Image layout annotations:
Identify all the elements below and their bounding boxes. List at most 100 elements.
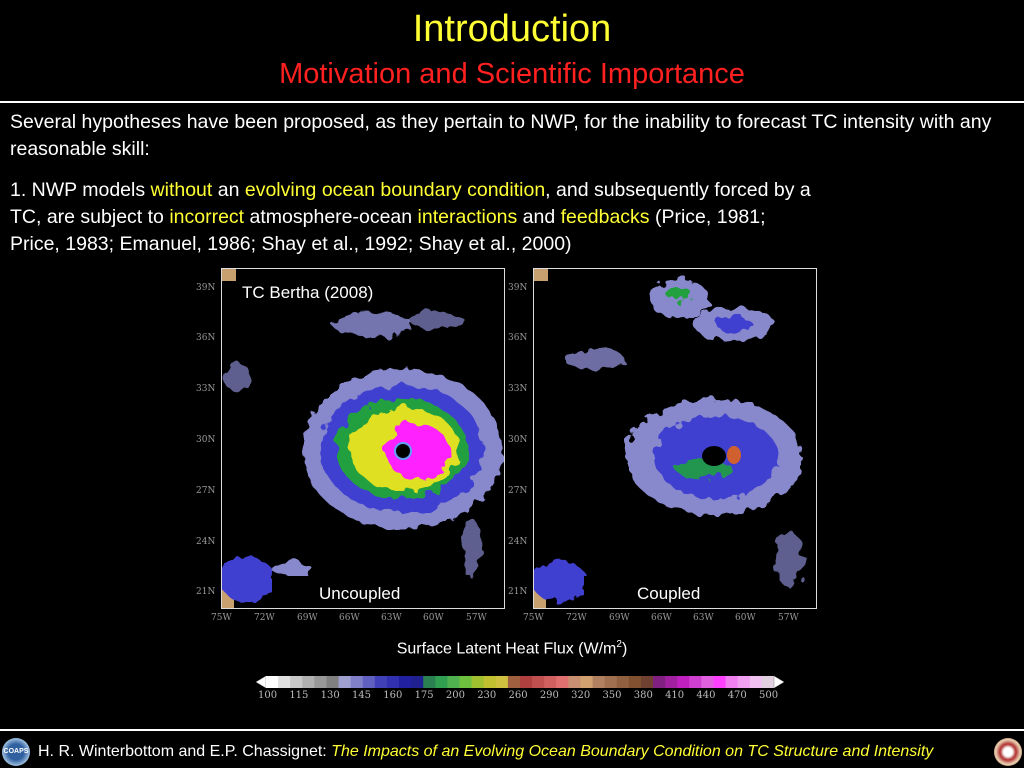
colorbar-cell <box>749 676 763 688</box>
colorbar-high-arrow <box>773 675 784 689</box>
colorbar-tick-label: 160 <box>383 690 403 701</box>
hypothesis-1: 1. NWP models without an evolving ocean … <box>10 177 1015 258</box>
colorbar-cell <box>483 676 497 688</box>
bottom-divider <box>0 729 1024 731</box>
h1-text: TC, are subject to <box>10 206 170 228</box>
lon-tick: 69W <box>297 613 318 623</box>
uncoupled-label: Uncoupled <box>319 584 401 603</box>
colorbar-cell <box>568 676 581 688</box>
h1-highlight-without: without <box>150 179 213 201</box>
colorbar-cell <box>447 676 461 688</box>
colorbar-tick-label: 500 <box>759 690 779 701</box>
lat-tick: 27N <box>508 486 528 496</box>
colorbar-tick-label: 230 <box>477 690 497 701</box>
lon-tick: 57W <box>466 613 487 623</box>
colorbar-cell <box>544 676 557 688</box>
lat-tick: 30N <box>508 435 528 445</box>
colorbar-cell <box>507 676 521 688</box>
lat-tick: 36N <box>508 333 528 343</box>
colorbar-cell <box>640 676 654 688</box>
lat-tick: 39N <box>508 283 528 293</box>
colorbar-cell <box>592 676 606 688</box>
colorbar-cell <box>386 676 400 688</box>
coupled-label: Coupled <box>637 584 701 603</box>
h1-highlight-incorrect: incorrect <box>169 206 245 228</box>
lon-tick: 66W <box>339 613 360 623</box>
lat-tick: 39N <box>196 283 216 293</box>
colorbar-cell <box>374 676 388 688</box>
colorbar-tick-label: 470 <box>727 690 747 701</box>
coaps-logo: COAPS <box>2 738 30 766</box>
h1-text: (Price, 1981; <box>649 206 766 228</box>
colorbar-cell <box>604 676 618 688</box>
lat-tick: 33N <box>508 384 528 394</box>
colorbar-cell <box>435 676 448 688</box>
label-backing <box>584 576 734 608</box>
colorbar-low-arrow <box>256 675 267 689</box>
lon-tick: 72W <box>254 613 275 623</box>
colorbar-cell <box>665 676 678 688</box>
h1-text: 1. NWP models <box>10 179 151 201</box>
lat-tick: 21N <box>508 587 528 597</box>
colorbar-cell <box>713 676 727 688</box>
colorbar-cell <box>725 676 739 688</box>
lon-tick: 75W <box>523 613 544 623</box>
slide-title: Introduction <box>412 8 612 50</box>
colorbar-cell <box>362 676 376 688</box>
colorbar-cell <box>411 676 424 688</box>
caption-text: Surface Latent Heat Flux (W/m <box>396 640 617 658</box>
colorbar-tick-label: 260 <box>508 690 528 701</box>
lon-tick: 69W <box>609 613 630 623</box>
lat-tick: 24N <box>196 537 216 547</box>
lat-tick: 24N <box>508 537 528 547</box>
colorbar-cell <box>399 676 412 688</box>
colorbar-cell <box>495 676 509 688</box>
lon-tick: 72W <box>566 613 587 623</box>
colorbar-cell <box>761 676 775 688</box>
coupled-map: Coupled <box>533 268 817 609</box>
uncoupled-map: TC Bertha (2008) Uncoupled <box>221 268 505 609</box>
colorbar-cell <box>556 676 569 688</box>
uncoupled-flux-field <box>222 269 502 608</box>
lat-tick: 36N <box>196 333 216 343</box>
lat-tick: 21N <box>196 587 216 597</box>
footer-citation: H. R. Winterbottom and E.P. Chassignet: … <box>38 743 933 761</box>
coupled-flux-field <box>534 269 803 608</box>
h1-citations: Price, 1983; Emanuel, 1986; Shay et al.,… <box>10 233 572 255</box>
colorbar-tick-label: 175 <box>414 690 434 701</box>
slide-subtitle: Motivation and Scientific Importance <box>279 58 745 90</box>
colorbar-cell <box>423 676 436 688</box>
colorbar-tick-label: 380 <box>633 690 653 701</box>
lat-tick: 33N <box>196 384 216 394</box>
colorbar-tick-label: 100 <box>258 690 278 701</box>
caption-superscript: 2 <box>616 639 622 650</box>
colorbar-cell <box>290 676 303 688</box>
lon-tick: 63W <box>381 613 402 623</box>
footer-talk-title: The Impacts of an Evolving Ocean Boundar… <box>331 743 934 760</box>
colorbar-caption: Surface Latent Heat Flux (W/m2) <box>0 639 1024 658</box>
footer-authors: H. R. Winterbottom and E.P. Chassignet: <box>38 743 332 760</box>
colorbar-cell <box>689 676 702 688</box>
lon-tick: 57W <box>778 613 799 623</box>
h1-text: atmosphere-ocean <box>244 206 418 228</box>
colorbar-cell <box>616 676 630 688</box>
colorbar-cell <box>532 676 545 688</box>
colorbar-cell <box>326 676 340 688</box>
top-divider <box>0 101 1024 103</box>
h1-text: an <box>212 179 245 201</box>
colorbar-cell <box>350 676 364 688</box>
lon-tick: 66W <box>651 613 672 623</box>
colorbar-cell <box>338 676 352 688</box>
h1-highlight-feedbacks: feedbacks <box>560 206 650 228</box>
colorbar <box>256 675 784 689</box>
colorbar-tick-label: 320 <box>571 690 591 701</box>
lat-tick: 27N <box>196 486 216 496</box>
lon-tick: 60W <box>735 613 756 623</box>
colorbar-cell <box>737 676 751 688</box>
colorbar-tick-label: 200 <box>445 690 465 701</box>
lon-tick: 60W <box>423 613 444 623</box>
caption-text-end: ) <box>621 640 628 658</box>
colorbar-cell <box>653 676 666 688</box>
colorbar-tick-label: 290 <box>539 690 559 701</box>
colorbar-tick-label: 130 <box>320 690 340 701</box>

(Directions for this task): Swap "lat-tick" for "latitude-tick" in the records from the line with "colorbar-cell <box>749 676 763 688</box>" to the line with "lon-tick: 72W <box>254 613 275 623</box>". Give only those lines again, with nothing else changed.

(Final result):
colorbar-cell <box>749 676 763 688</box>
colorbar-high-arrow <box>773 675 784 689</box>
colorbar-tick-label: 160 <box>383 690 403 701</box>
hypothesis-1: 1. NWP models without an evolving ocean … <box>10 177 1015 258</box>
colorbar-cell <box>483 676 497 688</box>
bottom-divider <box>0 729 1024 731</box>
h1-text: TC, are subject to <box>10 206 170 228</box>
lon-tick: 69W <box>297 613 318 623</box>
uncoupled-label: Uncoupled <box>319 584 401 603</box>
colorbar-cell <box>568 676 581 688</box>
h1-highlight-without: without <box>150 179 213 201</box>
colorbar-cell <box>447 676 461 688</box>
colorbar-tick-label: 500 <box>759 690 779 701</box>
latitude-tick: 27N <box>508 486 528 496</box>
colorbar-tick-label: 230 <box>477 690 497 701</box>
lon-tick: 57W <box>466 613 487 623</box>
colorbar-cell <box>544 676 557 688</box>
latitude-tick: 30N <box>508 435 528 445</box>
colorbar-cell <box>507 676 521 688</box>
latitude-tick: 36N <box>508 333 528 343</box>
colorbar-cell <box>640 676 654 688</box>
latitude-tick: 39N <box>508 283 528 293</box>
colorbar-cell <box>592 676 606 688</box>
colorbar-cell <box>386 676 400 688</box>
coupled-label: Coupled <box>637 584 701 603</box>
h1-highlight-incorrect: incorrect <box>169 206 245 228</box>
lon-tick: 66W <box>339 613 360 623</box>
latitude-tick: 39N <box>196 283 216 293</box>
colorbar-cell <box>374 676 388 688</box>
colorbar-tick-label: 470 <box>727 690 747 701</box>
coaps-logo: COAPS <box>2 738 30 766</box>
h1-text: (Price, 1981; <box>649 206 766 228</box>
colorbar-cell <box>604 676 618 688</box>
latitude-tick: 33N <box>508 384 528 394</box>
colorbar-cell <box>435 676 448 688</box>
label-backing <box>584 576 734 608</box>
colorbar-low-arrow <box>256 675 267 689</box>
lon-tick: 72W <box>254 613 275 623</box>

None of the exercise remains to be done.